STATED PROBLEM:
Report how many lines contain "that", with no other words.

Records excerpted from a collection
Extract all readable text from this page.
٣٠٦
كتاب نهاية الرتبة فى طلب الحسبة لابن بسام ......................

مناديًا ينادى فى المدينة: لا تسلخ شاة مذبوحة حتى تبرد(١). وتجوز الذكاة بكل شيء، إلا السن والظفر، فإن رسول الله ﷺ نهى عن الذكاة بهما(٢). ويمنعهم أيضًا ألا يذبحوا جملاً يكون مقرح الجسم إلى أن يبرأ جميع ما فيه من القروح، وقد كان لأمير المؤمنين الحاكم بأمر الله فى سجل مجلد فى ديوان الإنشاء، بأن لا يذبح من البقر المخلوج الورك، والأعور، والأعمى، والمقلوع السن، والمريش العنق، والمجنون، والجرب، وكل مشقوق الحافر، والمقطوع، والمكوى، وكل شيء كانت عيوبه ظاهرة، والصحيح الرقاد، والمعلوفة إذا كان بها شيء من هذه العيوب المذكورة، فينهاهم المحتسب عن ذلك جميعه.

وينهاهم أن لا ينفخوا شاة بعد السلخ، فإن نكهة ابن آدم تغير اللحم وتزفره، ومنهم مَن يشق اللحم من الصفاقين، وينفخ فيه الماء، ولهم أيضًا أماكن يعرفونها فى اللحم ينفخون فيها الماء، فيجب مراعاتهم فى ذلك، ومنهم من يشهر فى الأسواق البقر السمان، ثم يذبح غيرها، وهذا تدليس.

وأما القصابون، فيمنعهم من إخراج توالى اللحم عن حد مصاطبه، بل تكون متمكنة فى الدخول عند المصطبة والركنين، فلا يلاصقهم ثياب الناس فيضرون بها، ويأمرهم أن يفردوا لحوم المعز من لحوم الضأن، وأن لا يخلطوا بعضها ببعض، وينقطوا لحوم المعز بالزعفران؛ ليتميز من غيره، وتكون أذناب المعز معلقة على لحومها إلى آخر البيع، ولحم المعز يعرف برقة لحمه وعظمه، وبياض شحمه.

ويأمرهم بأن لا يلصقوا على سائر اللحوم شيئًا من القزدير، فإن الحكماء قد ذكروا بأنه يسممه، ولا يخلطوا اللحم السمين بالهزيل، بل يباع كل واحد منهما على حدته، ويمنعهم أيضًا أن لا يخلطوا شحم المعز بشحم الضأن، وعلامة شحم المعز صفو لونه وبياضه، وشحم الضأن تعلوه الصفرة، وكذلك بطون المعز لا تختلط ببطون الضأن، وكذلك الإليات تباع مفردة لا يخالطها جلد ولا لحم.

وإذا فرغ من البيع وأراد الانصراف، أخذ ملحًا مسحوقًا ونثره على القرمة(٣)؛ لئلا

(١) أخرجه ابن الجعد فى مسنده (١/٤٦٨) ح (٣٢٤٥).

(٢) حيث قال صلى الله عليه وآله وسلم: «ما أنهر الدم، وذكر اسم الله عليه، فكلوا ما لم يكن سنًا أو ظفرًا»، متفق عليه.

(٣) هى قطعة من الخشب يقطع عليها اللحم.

==

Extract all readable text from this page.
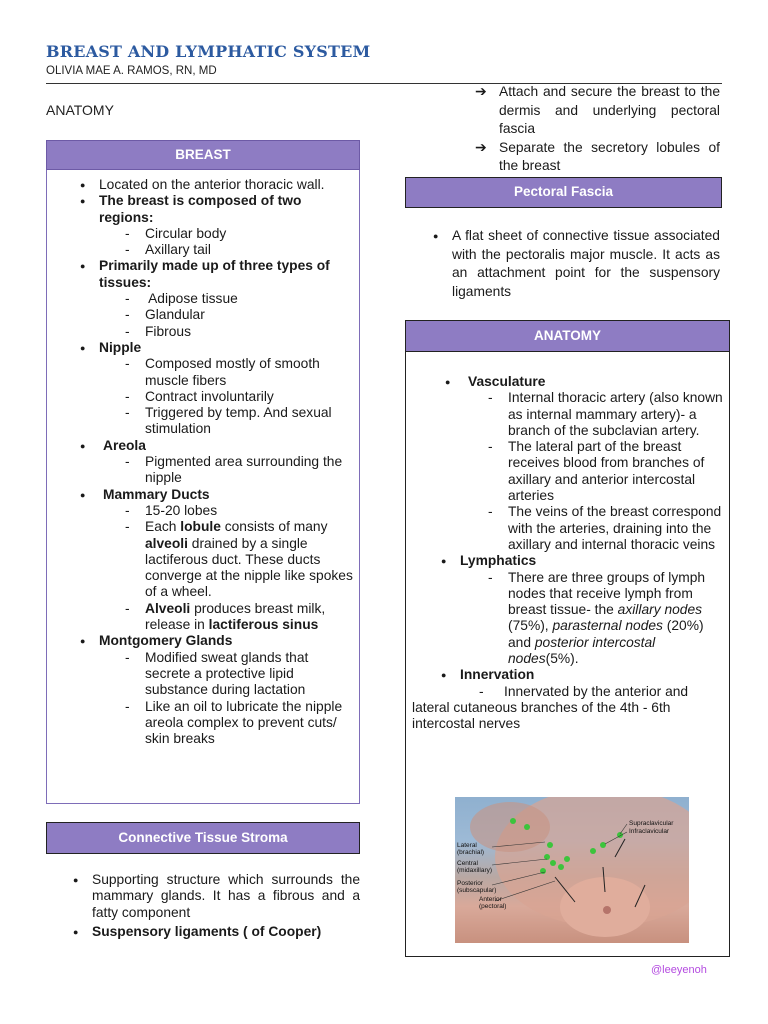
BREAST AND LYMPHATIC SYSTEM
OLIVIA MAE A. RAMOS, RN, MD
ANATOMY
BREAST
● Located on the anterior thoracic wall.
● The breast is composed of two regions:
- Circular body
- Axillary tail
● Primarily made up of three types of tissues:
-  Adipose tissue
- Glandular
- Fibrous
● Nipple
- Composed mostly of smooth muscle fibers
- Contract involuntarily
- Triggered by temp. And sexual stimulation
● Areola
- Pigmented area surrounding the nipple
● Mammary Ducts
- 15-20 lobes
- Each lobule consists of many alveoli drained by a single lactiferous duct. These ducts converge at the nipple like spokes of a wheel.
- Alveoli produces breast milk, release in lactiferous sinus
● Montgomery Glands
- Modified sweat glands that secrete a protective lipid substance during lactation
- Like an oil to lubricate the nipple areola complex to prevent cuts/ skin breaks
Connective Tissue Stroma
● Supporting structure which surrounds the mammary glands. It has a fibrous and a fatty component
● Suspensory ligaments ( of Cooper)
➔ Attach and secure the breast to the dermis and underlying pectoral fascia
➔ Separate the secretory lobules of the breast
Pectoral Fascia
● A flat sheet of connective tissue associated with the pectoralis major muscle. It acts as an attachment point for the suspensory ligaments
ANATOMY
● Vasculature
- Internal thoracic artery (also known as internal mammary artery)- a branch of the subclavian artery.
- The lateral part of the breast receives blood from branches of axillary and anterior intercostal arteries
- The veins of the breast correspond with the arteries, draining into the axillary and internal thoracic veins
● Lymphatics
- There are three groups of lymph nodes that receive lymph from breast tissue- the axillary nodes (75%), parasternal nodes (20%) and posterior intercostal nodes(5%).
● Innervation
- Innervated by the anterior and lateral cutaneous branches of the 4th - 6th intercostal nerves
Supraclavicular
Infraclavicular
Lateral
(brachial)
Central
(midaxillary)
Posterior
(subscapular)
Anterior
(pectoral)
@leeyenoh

RESPONSE TO THIS EXERCISE:
2